# Start of Rows
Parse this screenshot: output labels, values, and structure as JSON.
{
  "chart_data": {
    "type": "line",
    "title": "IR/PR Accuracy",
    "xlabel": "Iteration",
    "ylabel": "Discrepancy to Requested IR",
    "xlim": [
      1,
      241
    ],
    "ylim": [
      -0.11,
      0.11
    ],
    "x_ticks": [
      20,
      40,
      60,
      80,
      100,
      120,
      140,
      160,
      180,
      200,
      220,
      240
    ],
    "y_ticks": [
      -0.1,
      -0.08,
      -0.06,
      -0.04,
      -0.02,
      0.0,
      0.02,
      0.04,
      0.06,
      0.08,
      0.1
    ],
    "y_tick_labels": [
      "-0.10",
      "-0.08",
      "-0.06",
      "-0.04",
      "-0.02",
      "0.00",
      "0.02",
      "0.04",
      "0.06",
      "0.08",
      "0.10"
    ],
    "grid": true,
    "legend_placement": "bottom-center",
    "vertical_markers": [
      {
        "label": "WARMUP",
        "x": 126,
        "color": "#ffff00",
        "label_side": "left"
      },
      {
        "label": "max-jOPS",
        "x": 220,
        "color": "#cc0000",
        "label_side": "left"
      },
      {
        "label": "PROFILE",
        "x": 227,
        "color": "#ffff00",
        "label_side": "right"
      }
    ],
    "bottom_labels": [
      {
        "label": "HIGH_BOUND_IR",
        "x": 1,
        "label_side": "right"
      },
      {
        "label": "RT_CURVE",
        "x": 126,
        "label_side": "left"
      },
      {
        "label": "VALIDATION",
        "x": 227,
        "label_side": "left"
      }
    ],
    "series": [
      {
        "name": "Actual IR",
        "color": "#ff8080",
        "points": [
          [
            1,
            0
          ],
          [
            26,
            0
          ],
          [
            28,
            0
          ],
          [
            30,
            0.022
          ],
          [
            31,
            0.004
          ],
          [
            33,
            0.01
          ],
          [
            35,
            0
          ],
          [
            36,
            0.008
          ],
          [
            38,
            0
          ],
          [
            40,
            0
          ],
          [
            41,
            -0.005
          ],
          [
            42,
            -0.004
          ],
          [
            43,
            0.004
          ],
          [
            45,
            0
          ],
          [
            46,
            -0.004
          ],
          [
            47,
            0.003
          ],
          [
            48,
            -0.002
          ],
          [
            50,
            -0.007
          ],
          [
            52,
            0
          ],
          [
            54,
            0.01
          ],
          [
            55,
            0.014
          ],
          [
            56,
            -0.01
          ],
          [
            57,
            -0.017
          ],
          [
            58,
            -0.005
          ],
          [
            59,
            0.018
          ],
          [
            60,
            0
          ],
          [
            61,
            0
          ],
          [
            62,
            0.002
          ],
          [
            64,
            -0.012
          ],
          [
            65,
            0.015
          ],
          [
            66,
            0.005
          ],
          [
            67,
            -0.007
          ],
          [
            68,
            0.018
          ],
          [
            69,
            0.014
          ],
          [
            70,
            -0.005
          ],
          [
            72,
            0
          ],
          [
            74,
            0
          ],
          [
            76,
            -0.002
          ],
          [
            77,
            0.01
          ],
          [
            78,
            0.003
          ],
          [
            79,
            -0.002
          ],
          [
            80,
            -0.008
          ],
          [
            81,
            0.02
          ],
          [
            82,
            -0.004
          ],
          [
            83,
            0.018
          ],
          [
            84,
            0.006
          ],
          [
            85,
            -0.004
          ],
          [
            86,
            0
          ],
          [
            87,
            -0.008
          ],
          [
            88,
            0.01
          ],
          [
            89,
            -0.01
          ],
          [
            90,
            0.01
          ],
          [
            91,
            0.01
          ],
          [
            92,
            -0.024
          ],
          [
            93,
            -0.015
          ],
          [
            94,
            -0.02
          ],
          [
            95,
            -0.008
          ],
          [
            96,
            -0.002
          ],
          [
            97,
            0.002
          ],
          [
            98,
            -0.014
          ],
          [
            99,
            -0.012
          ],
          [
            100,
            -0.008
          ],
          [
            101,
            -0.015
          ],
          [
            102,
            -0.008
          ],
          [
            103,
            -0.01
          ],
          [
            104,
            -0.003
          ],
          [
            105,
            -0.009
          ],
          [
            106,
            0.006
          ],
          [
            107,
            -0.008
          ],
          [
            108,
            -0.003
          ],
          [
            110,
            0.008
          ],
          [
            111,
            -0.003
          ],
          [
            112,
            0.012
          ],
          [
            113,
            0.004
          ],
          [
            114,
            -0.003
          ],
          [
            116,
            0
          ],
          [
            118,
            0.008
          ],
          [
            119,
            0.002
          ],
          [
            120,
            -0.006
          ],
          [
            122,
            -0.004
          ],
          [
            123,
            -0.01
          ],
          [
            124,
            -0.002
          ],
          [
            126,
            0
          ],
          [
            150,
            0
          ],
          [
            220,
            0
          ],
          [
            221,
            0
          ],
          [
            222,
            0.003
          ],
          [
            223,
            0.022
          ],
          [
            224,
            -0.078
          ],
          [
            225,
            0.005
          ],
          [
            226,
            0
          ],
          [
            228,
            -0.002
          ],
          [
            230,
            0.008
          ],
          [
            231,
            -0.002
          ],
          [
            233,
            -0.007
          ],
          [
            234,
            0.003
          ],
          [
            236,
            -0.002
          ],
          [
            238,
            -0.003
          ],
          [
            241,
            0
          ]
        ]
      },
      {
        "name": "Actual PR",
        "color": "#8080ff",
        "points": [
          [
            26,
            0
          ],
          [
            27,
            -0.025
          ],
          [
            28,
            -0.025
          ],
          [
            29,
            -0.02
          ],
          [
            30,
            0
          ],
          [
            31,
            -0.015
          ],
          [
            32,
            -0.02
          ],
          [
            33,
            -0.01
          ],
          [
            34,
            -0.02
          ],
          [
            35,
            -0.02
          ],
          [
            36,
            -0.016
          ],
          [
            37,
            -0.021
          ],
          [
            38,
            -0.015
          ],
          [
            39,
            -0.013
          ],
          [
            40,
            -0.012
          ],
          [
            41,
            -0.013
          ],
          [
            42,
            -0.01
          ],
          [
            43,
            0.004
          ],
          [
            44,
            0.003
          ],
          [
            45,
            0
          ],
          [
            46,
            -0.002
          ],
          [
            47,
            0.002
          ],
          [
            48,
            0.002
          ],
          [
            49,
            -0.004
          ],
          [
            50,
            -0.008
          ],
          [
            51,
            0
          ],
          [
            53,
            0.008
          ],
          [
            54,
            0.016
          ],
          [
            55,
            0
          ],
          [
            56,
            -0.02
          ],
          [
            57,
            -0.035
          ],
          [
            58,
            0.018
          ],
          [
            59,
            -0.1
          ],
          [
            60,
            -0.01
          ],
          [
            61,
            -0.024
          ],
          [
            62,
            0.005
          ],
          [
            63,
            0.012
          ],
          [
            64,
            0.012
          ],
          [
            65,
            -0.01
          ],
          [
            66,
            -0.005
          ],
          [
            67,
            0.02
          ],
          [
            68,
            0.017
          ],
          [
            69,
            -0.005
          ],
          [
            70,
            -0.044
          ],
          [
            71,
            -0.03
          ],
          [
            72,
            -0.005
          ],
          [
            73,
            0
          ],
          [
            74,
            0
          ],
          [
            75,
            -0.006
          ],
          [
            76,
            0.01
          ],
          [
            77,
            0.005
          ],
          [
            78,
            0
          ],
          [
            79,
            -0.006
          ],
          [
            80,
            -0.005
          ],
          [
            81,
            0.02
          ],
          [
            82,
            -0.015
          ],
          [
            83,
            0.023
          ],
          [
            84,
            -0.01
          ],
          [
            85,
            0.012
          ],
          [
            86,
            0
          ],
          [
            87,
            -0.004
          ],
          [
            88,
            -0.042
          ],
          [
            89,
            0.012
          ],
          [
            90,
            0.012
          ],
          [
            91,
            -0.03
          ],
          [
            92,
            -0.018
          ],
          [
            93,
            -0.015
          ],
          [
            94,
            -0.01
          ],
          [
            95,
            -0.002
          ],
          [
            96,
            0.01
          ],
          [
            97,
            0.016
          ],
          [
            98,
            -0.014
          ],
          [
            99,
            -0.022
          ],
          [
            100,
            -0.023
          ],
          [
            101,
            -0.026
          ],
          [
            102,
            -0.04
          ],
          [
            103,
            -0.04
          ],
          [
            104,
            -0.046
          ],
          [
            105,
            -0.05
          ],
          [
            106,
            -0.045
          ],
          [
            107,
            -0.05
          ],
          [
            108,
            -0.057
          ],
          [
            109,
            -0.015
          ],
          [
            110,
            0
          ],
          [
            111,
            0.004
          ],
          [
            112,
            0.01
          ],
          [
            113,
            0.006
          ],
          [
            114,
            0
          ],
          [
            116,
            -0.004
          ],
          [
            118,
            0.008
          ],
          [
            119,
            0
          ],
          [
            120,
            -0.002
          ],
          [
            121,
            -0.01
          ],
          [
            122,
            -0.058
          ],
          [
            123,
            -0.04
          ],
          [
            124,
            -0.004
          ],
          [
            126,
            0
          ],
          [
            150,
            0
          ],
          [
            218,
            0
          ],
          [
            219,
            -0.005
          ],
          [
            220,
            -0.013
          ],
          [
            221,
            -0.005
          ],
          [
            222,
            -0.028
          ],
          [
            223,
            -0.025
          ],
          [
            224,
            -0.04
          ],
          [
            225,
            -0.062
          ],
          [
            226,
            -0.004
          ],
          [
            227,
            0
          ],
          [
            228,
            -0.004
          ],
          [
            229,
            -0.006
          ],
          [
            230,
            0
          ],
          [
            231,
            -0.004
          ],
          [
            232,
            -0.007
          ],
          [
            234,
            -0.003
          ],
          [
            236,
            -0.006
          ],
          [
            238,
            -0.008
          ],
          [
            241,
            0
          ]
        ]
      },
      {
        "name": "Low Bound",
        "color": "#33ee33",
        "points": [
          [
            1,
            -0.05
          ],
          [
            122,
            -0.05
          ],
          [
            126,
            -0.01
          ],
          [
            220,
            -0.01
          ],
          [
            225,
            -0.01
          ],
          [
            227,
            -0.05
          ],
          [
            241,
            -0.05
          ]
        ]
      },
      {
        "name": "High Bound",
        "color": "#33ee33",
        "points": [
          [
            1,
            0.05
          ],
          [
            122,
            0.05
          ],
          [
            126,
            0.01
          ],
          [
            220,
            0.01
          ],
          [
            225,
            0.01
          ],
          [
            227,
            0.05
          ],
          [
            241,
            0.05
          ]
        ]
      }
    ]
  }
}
# End of Rows
__Task objective__
Tally the lines of the records holding the word "color", then state only the tally.

__Answer to the exercise__
7